State how many lines of the entries hold the string "упаковке". Reply with the number alone.

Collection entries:
____

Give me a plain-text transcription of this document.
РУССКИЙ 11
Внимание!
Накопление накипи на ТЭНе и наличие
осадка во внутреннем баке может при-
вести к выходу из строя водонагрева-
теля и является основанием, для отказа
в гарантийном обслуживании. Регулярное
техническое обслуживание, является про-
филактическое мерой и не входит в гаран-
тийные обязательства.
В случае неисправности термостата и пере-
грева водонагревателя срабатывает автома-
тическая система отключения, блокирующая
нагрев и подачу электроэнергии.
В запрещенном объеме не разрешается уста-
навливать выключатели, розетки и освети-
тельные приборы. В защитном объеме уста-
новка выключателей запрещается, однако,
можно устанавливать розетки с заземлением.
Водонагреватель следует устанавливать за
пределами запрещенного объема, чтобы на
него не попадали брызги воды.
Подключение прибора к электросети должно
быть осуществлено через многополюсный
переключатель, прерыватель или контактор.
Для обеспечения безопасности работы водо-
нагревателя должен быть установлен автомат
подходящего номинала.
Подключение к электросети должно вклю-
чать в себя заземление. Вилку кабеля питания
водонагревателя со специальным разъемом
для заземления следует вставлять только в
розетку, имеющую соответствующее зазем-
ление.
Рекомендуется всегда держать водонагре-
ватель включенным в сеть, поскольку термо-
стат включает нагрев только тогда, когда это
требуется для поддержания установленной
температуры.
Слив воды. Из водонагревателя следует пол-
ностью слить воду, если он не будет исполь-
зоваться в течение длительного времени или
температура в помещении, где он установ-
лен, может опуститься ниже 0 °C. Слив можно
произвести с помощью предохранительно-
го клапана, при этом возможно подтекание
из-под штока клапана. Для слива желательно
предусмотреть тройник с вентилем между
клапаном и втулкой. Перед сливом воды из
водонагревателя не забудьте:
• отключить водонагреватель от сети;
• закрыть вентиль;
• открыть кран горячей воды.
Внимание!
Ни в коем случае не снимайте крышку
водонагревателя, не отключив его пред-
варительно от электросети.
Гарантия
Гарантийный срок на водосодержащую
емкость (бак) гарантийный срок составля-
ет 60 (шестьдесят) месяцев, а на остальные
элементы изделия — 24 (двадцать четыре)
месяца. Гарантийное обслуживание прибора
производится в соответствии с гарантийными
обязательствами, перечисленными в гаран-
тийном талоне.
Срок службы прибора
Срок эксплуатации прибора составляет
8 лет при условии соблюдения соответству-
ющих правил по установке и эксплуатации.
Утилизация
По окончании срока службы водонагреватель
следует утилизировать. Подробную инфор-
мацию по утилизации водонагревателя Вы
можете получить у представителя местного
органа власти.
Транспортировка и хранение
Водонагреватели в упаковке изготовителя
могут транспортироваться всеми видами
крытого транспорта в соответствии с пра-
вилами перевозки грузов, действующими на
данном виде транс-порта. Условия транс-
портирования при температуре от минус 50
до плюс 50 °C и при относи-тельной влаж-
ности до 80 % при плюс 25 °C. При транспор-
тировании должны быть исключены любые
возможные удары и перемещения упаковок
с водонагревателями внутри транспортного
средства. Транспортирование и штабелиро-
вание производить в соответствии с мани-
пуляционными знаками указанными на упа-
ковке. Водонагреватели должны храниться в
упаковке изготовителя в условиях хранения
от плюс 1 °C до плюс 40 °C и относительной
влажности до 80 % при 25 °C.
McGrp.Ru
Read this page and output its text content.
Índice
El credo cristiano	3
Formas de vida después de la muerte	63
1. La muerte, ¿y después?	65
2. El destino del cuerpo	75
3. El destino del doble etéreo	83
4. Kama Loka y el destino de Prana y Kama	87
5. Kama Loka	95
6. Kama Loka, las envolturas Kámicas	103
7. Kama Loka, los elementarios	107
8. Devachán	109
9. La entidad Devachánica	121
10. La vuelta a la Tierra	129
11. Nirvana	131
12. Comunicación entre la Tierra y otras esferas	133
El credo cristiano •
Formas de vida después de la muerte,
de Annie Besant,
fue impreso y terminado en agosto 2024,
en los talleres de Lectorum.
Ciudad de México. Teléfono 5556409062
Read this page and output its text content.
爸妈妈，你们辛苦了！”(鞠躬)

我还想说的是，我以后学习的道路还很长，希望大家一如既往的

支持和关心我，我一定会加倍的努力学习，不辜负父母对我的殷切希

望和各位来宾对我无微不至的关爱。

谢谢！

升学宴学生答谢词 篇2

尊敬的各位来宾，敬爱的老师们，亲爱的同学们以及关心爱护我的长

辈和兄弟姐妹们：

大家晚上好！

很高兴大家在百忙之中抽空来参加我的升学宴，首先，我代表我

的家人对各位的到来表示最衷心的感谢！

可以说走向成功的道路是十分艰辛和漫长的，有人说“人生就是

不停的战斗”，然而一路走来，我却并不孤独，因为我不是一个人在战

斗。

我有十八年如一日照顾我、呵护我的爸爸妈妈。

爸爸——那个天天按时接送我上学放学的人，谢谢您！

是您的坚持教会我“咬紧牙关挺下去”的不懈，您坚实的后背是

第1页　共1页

____

Result: 2